*Given passage*.
# Musical Duets You Would Like To See/Hear



## AppleDiva (Nov 28, 2007)

I love when different musical sounds come together to create a new, fresh sound. The duo can be unconventional like Aretha Franklin and George Michael "I Knew You Waiting For Me." (oooh I love that song!!)

I would like to hear:

India Arie and Alicia Keys 
Adam Levine and Chante Moore 
Lemar (UK RnB Singer) and Jill Scott 
Sara Bareilles and Billy Joel 
Gavin DeGraw and Amy Winehouse 
Musiq SoulChild and Fiona Apple 
What musical duets would you like to see or hear?


----------



## Willa (Nov 28, 2007)

I would love a duet from Alicia Keys and Common, or Talib Kweli


----------



## Hilly (Nov 28, 2007)

New Kids on The Block with Garth Brooks! 

Ok for serious...how about Amy Winehouse and Gwen Stefani


----------



## Willa (Nov 28, 2007)

Quote:

   Originally Posted by *Hilly* 

 
_*New Kids on The Block with Garth Brooks! *

Ok for serious...how about Amy Winehouse and Gwen Stefani_


----------



## aziajs (Nov 28, 2007)

Quote:

   Originally Posted by *AppleDiva* 

 
_I love when different musical sounds come together to create a new, fresh sound. The duo can be unconventional like Aretha Franklin and George Michael "I Knew You Waiting For Me." (oooh I love that song!!)

*Goal*. In the thread about musical duets, explain why AppleDiva enjoys pairings like Aretha Franklin and George Michael.

*Data section*.

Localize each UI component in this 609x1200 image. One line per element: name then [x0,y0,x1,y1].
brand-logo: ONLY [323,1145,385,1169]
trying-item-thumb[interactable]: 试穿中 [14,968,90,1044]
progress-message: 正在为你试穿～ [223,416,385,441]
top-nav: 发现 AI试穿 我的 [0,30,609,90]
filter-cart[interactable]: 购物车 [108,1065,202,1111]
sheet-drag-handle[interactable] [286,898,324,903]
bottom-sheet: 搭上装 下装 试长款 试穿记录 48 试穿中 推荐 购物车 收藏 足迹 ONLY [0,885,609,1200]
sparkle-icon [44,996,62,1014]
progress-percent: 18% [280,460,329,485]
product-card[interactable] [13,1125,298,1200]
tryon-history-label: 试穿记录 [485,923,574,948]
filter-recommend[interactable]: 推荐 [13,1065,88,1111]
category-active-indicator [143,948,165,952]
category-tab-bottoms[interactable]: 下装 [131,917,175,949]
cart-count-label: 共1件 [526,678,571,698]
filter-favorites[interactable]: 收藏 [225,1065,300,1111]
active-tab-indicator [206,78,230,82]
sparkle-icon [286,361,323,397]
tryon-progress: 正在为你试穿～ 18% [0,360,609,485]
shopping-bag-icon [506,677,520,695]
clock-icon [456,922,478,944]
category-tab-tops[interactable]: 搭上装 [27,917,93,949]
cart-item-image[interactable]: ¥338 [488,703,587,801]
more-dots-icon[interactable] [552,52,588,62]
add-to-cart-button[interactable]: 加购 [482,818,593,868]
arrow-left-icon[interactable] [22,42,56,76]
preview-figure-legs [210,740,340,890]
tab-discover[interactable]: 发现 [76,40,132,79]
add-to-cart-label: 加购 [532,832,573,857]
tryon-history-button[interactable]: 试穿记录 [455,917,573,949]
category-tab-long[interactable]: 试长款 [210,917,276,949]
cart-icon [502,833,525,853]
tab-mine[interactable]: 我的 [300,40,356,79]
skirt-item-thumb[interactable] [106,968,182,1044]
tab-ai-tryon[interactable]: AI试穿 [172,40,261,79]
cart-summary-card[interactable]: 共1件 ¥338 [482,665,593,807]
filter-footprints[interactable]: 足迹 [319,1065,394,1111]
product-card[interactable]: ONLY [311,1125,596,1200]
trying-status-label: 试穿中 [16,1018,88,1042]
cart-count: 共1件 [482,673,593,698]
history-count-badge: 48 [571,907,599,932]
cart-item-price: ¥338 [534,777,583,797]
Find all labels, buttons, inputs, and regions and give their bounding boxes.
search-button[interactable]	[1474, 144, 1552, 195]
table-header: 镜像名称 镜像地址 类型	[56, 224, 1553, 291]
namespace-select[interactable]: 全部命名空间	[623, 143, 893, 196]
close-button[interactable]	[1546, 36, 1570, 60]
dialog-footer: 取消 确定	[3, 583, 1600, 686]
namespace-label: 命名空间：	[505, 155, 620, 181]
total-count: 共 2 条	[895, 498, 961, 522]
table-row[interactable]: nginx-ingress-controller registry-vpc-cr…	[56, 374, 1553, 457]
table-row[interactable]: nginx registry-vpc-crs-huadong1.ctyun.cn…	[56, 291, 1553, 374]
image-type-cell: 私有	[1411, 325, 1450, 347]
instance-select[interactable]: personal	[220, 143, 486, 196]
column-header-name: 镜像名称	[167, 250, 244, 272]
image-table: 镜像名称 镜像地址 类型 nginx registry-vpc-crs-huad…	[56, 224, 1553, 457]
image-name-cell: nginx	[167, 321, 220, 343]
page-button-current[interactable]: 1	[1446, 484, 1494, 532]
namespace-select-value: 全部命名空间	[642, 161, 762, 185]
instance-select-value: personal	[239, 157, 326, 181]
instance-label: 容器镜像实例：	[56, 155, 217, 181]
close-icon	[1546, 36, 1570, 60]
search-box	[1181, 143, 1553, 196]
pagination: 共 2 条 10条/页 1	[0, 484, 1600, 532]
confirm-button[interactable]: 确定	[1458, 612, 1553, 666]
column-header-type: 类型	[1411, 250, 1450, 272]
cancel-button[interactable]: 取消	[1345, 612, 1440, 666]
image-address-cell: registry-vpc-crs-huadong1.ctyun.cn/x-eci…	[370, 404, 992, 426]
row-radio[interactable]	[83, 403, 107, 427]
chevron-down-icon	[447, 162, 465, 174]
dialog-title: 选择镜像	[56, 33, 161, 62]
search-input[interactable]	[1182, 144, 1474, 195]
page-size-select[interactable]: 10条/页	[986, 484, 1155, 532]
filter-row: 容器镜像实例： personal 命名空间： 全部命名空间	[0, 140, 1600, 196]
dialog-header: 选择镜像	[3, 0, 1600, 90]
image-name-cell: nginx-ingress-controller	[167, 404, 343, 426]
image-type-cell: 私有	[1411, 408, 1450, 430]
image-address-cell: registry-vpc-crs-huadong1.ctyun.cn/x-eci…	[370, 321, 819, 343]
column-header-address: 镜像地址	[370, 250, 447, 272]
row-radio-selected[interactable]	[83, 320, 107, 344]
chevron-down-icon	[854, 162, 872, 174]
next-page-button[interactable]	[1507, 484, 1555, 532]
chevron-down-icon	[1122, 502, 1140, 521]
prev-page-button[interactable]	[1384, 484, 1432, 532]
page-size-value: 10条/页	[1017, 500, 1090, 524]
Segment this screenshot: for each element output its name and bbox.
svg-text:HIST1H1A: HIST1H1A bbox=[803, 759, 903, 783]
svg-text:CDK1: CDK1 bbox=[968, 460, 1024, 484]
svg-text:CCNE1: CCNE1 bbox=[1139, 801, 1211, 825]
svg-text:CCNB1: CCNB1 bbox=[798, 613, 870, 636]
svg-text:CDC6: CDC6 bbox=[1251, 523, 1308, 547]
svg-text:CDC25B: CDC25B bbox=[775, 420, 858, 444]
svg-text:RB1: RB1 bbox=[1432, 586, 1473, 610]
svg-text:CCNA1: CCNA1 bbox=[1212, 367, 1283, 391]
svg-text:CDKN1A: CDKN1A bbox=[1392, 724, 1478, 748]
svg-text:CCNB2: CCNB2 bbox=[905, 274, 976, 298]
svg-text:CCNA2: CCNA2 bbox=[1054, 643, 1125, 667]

*Response*. AppleDiva loves it when different musical sounds come together to create a new, fresh sound. Aretha Franklin and George Michael's "I Knew You Waiting For Me" is given as an example of how such a duo can be unconventional.